■ Entries provided:

########

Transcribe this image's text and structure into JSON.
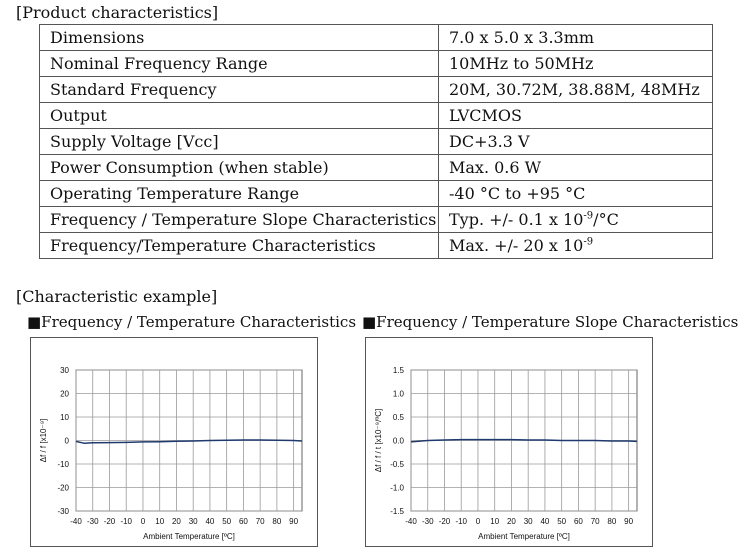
{
  "product_title": "[Product characteristics]",
  "spec_rows": [
    {
      "key": "Dimensions",
      "value": "7.0 x 5.0 x 3.3mm"
    },
    {
      "key": "Nominal Frequency Range",
      "value": "10MHz to 50MHz"
    },
    {
      "key": "Standard Frequency",
      "value": "20M, 30.72M, 38.88M, 48MHz"
    },
    {
      "key": "Output",
      "value": "LVCMOS"
    },
    {
      "key": "Supply Voltage [Vcc]",
      "value": "DC+3.3 V"
    },
    {
      "key": "Power Consumption (when stable)",
      "value": "Max. 0.6 W"
    },
    {
      "key": "Operating Temperature Range",
      "value": "-40 °C to +95 °C"
    },
    {
      "key": "Frequency / Temperature Slope Characteristics",
      "value": "Typ. +/- 0.1 x 10",
      "value_sup": "-9",
      "value_suffix": "/°C"
    },
    {
      "key": "Frequency/Temperature Characteristics",
      "value": "Max. +/- 20 x 10",
      "value_sup": "-9",
      "value_suffix": ""
    }
  ],
  "example_title": "[Characteristic example]",
  "chart_data": [
    {
      "type": "line",
      "title": "■Frequency / Temperature Characteristics",
      "xlabel": "Ambient Temperature [ºC]",
      "ylabel": "Δf / f [x10⁻⁹]",
      "xlim": [
        -40,
        95
      ],
      "ylim": [
        -30,
        30
      ],
      "xticks": [
        -40,
        -30,
        -20,
        -10,
        0,
        10,
        20,
        30,
        40,
        50,
        60,
        70,
        80,
        90
      ],
      "yticks": [
        30,
        20,
        10,
        0,
        -10,
        -20,
        -30
      ],
      "ytick_labels": [
        "30",
        "20",
        "10",
        "0",
        "-10",
        "-20",
        "-30"
      ],
      "grid": true,
      "series": [
        {
          "color": "#1f3a6e",
          "x": [
            -40,
            -35,
            -30,
            -20,
            -10,
            0,
            10,
            20,
            30,
            40,
            50,
            60,
            70,
            80,
            90,
            95
          ],
          "y": [
            -0.4,
            -1.2,
            -1.0,
            -0.9,
            -0.8,
            -0.6,
            -0.5,
            -0.3,
            -0.2,
            0.0,
            0.1,
            0.2,
            0.2,
            0.1,
            0.0,
            -0.2
          ]
        }
      ]
    },
    {
      "type": "line",
      "title": "■Frequency / Temperature Slope Characteristics",
      "xlabel": "Ambient Temperature [ºC]",
      "ylabel": "Δf / f / t [x10⁻⁹/ºC]",
      "xlim": [
        -40,
        95
      ],
      "ylim": [
        -1.5,
        1.5
      ],
      "xticks": [
        -40,
        -30,
        -20,
        -10,
        0,
        10,
        20,
        30,
        40,
        50,
        60,
        70,
        80,
        90
      ],
      "yticks": [
        1.5,
        1.0,
        0.5,
        0.0,
        -0.5,
        -1.0,
        -1.5
      ],
      "ytick_labels": [
        "1.5",
        "1.0",
        "0.5",
        "0.0",
        "-0.5",
        "-1.0",
        "-1.5"
      ],
      "grid": true,
      "series": [
        {
          "color": "#1f3a6e",
          "x": [
            -40,
            -30,
            -20,
            -10,
            0,
            10,
            20,
            30,
            40,
            50,
            60,
            70,
            80,
            90,
            95
          ],
          "y": [
            -0.03,
            0.0,
            0.01,
            0.02,
            0.02,
            0.02,
            0.02,
            0.01,
            0.01,
            0.0,
            0.0,
            0.0,
            -0.01,
            -0.01,
            -0.02
          ]
        }
      ]
    }
  ]
}
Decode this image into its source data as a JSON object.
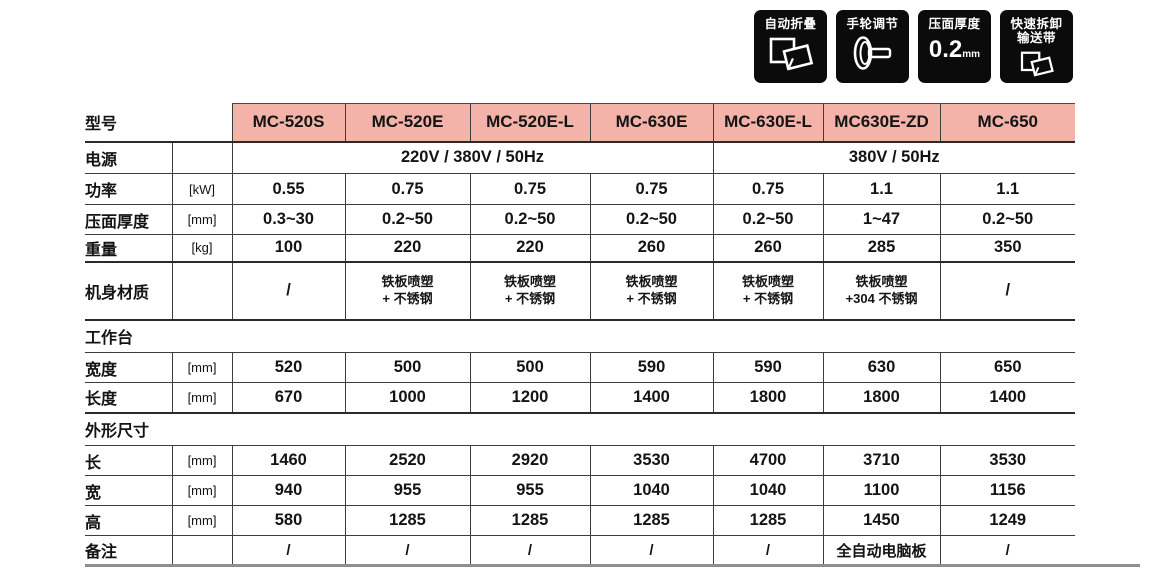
{
  "colors": {
    "header_bg": "#f4b3a9",
    "badge_bg": "#0b0b0b",
    "line_dark": "#3d3d3d",
    "line_gray": "#8f8f8f"
  },
  "badges": [
    {
      "label": "自动折叠",
      "icon": "fold-sheet-icon"
    },
    {
      "label": "手轮调节",
      "icon": "handwheel-icon"
    },
    {
      "label": "压面厚度",
      "value": "0.2",
      "unit": "mm"
    },
    {
      "label_line1": "快速拆卸",
      "label_line2": "输送带",
      "icon": "fold-belt-icon"
    }
  ],
  "table": {
    "model_header": {
      "label": "型号",
      "models": [
        "MC-520S",
        "MC-520E",
        "MC-520E-L",
        "MC-630E",
        "MC-630E-L",
        "MC630E-ZD",
        "MC-650"
      ]
    },
    "power": {
      "label": "电源",
      "span1": "220V / 380V / 50Hz",
      "span2": "380V / 50Hz"
    },
    "rows_top": [
      {
        "label": "功率",
        "unit": "[kW]",
        "values": [
          "0.55",
          "0.75",
          "0.75",
          "0.75",
          "0.75",
          "1.1",
          "1.1"
        ]
      },
      {
        "label": "压面厚度",
        "unit": "[mm]",
        "values": [
          "0.3~30",
          "0.2~50",
          "0.2~50",
          "0.2~50",
          "0.2~50",
          "1~47",
          "0.2~50"
        ]
      },
      {
        "label": "重量",
        "unit": "[kg]",
        "values": [
          "100",
          "220",
          "220",
          "260",
          "260",
          "285",
          "350"
        ]
      }
    ],
    "material": {
      "label": "机身材质",
      "values": [
        "/",
        "铁板喷塑\n+ 不锈钢",
        "铁板喷塑\n+ 不锈钢",
        "铁板喷塑\n+ 不锈钢",
        "铁板喷塑\n+ 不锈钢",
        "铁板喷塑\n+304 不锈钢",
        "/"
      ]
    },
    "section_worktable": "工作台",
    "rows_worktable": [
      {
        "label": "宽度",
        "unit": "[mm]",
        "values": [
          "520",
          "500",
          "500",
          "590",
          "590",
          "630",
          "650"
        ]
      },
      {
        "label": "长度",
        "unit": "[mm]",
        "values": [
          "670",
          "1000",
          "1200",
          "1400",
          "1800",
          "1800",
          "1400"
        ]
      }
    ],
    "section_dimensions": "外形尺寸",
    "rows_dimensions": [
      {
        "label": "长",
        "unit": "[mm]",
        "values": [
          "1460",
          "2520",
          "2920",
          "3530",
          "4700",
          "3710",
          "3530"
        ]
      },
      {
        "label": "宽",
        "unit": "[mm]",
        "values": [
          "940",
          "955",
          "955",
          "1040",
          "1040",
          "1100",
          "1156"
        ]
      },
      {
        "label": "高",
        "unit": "[mm]",
        "values": [
          "580",
          "1285",
          "1285",
          "1285",
          "1285",
          "1450",
          "1249"
        ]
      }
    ],
    "remarks": {
      "label": "备注",
      "values": [
        "/",
        "/",
        "/",
        "/",
        "/",
        "全自动电脑板",
        "/"
      ]
    }
  }
}
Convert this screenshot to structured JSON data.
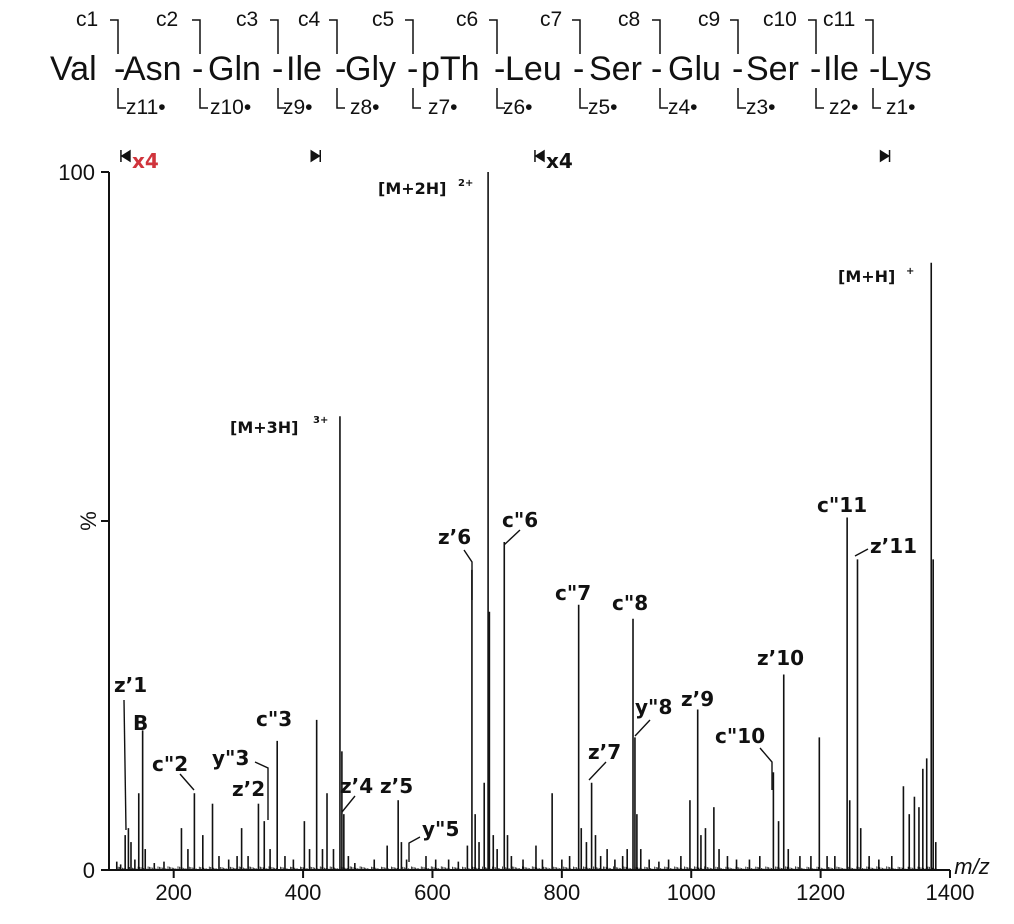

########

■ Your task:
List all lines where "image" occurs.

■ The output:
Transcribe this image's text and structure into JSON.
Decode this image into its source data as a JSON object.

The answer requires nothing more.